» Task statement:
Search the material below for the word "aktivita". Copy every line that has it.

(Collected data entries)
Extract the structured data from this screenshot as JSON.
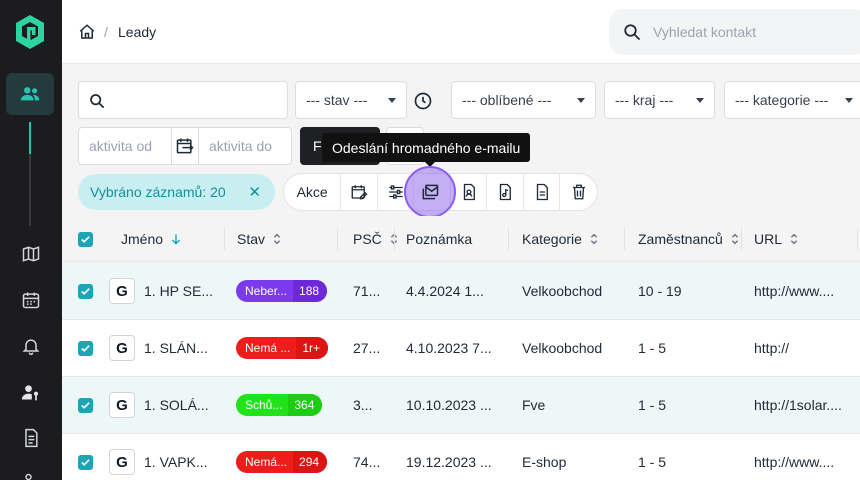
{
  "header": {
    "breadcrumb_current": "Leady",
    "breadcrumb_sep": "/",
    "search_placeholder": "Vyhledat kontakt"
  },
  "filters": {
    "stav": "--- stav ---",
    "oblibene": "--- oblíbené ---",
    "kraj": "--- kraj ---",
    "kategorie": "--- kategorie ---",
    "aktivita_od_placeholder": "aktivita od",
    "aktivita_do_placeholder": "aktivita do",
    "filter_button_initial": "F"
  },
  "tooltip": "Odeslání hromadného e-mailu",
  "selection": {
    "label": "Vybráno záznamů: 20",
    "clear": "✕"
  },
  "actions": {
    "akce_label": "Akce"
  },
  "table": {
    "columns": [
      "Jméno",
      "Stav",
      "PSČ",
      "Poznámka",
      "Kategorie",
      "Zaměstnanců",
      "URL"
    ],
    "rows": [
      {
        "name": "1. HP SE...",
        "status": "Neber...",
        "count": "188",
        "color": "#7c3aed",
        "color2": "#6d28d9",
        "psc": "71...",
        "note": "4.4.2024 1...",
        "category": "Velkoobchod",
        "employees": "10 - 19",
        "url": "http://www...."
      },
      {
        "name": "1. SLÁN...",
        "status": "Nemá ...",
        "count": "1r+",
        "color": "#ef1c1c",
        "color2": "#dc1414",
        "psc": "27...",
        "note": "4.10.2023 7...",
        "category": "Velkoobchod",
        "employees": "1 - 5",
        "url": "http://"
      },
      {
        "name": "1. SOLÁ...",
        "status": "Schů...",
        "count": "364",
        "color": "#22e21a",
        "color2": "#1ccd14",
        "psc": "3...",
        "note": "10.10.2023 ...",
        "category": "Fve",
        "employees": "1 - 5",
        "url": "http://1solar...."
      },
      {
        "name": "1. VAPK...",
        "status": "Nemá...",
        "count": "294",
        "color": "#ef1c1c",
        "color2": "#dc1414",
        "psc": "74...",
        "note": "19.12.2023 ...",
        "category": "E-shop",
        "employees": "1 - 5",
        "url": "http://www...."
      }
    ]
  }
}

» Finished task:
    "aktivita_od_placeholder": "aktivita od",
    "aktivita_do_placeholder": "aktivita do",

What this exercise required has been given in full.